TASK:
Bring together all lines of the material below that contain the string "Details".

[A run of records]
------
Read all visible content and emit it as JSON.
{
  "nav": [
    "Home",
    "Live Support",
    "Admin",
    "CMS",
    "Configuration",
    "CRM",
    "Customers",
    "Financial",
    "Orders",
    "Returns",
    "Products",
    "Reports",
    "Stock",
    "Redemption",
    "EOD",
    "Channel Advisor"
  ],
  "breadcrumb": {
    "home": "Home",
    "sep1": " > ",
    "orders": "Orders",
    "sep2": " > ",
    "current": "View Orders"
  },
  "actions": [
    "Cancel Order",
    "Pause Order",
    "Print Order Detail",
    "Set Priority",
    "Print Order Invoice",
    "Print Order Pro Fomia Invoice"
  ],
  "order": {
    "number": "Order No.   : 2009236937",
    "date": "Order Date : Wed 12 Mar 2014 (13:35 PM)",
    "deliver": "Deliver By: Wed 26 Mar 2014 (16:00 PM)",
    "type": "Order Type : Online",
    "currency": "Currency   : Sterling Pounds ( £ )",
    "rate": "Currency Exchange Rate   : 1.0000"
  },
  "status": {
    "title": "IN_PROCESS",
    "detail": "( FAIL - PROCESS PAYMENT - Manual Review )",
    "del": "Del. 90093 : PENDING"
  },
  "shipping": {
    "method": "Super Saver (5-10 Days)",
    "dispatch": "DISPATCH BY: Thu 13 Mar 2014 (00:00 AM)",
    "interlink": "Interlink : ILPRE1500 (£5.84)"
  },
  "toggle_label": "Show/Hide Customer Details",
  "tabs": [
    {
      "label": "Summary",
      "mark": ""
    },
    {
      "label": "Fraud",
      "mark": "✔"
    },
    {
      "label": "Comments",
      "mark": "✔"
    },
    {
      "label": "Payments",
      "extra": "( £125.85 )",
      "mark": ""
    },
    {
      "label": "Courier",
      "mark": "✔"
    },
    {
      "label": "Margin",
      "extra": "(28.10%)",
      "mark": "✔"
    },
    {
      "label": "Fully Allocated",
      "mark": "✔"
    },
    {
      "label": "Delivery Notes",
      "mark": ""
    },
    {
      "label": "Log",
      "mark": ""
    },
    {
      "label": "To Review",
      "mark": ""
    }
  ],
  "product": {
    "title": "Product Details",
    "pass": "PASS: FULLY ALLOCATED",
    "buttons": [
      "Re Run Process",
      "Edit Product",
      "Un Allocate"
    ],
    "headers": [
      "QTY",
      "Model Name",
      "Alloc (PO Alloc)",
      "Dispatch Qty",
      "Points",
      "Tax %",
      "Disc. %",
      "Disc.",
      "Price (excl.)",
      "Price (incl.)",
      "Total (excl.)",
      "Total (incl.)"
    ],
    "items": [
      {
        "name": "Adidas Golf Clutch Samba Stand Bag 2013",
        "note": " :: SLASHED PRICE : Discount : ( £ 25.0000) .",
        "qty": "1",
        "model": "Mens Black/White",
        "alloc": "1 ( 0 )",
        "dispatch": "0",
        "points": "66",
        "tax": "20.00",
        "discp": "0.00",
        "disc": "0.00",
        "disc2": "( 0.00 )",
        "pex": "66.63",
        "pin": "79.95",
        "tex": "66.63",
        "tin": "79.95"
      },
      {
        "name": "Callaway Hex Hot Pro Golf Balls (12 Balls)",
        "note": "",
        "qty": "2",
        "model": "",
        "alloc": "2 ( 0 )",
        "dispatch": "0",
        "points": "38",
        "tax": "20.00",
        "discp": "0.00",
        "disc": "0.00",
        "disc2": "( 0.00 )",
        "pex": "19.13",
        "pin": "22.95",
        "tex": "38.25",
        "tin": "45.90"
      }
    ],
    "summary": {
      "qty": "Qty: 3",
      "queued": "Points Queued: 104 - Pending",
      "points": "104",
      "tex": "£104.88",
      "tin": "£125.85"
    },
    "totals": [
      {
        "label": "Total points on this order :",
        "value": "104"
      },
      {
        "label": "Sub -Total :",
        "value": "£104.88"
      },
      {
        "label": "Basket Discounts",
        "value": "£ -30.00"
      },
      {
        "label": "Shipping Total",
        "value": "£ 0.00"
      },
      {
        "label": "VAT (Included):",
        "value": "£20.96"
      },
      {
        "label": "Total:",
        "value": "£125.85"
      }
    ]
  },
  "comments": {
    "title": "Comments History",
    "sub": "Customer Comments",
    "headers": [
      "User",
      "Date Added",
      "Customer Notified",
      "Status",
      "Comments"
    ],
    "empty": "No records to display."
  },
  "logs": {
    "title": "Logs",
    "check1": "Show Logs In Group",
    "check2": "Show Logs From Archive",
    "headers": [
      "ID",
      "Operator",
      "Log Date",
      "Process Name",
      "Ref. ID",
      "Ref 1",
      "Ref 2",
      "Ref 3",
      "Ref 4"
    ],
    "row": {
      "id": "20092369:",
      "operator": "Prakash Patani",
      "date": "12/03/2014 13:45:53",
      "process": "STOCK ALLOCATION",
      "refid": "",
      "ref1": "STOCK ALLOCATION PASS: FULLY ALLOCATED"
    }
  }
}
------
ANSWER:
  "toggle_label": "Show/Hide Customer Details",
    "title": "Product Details",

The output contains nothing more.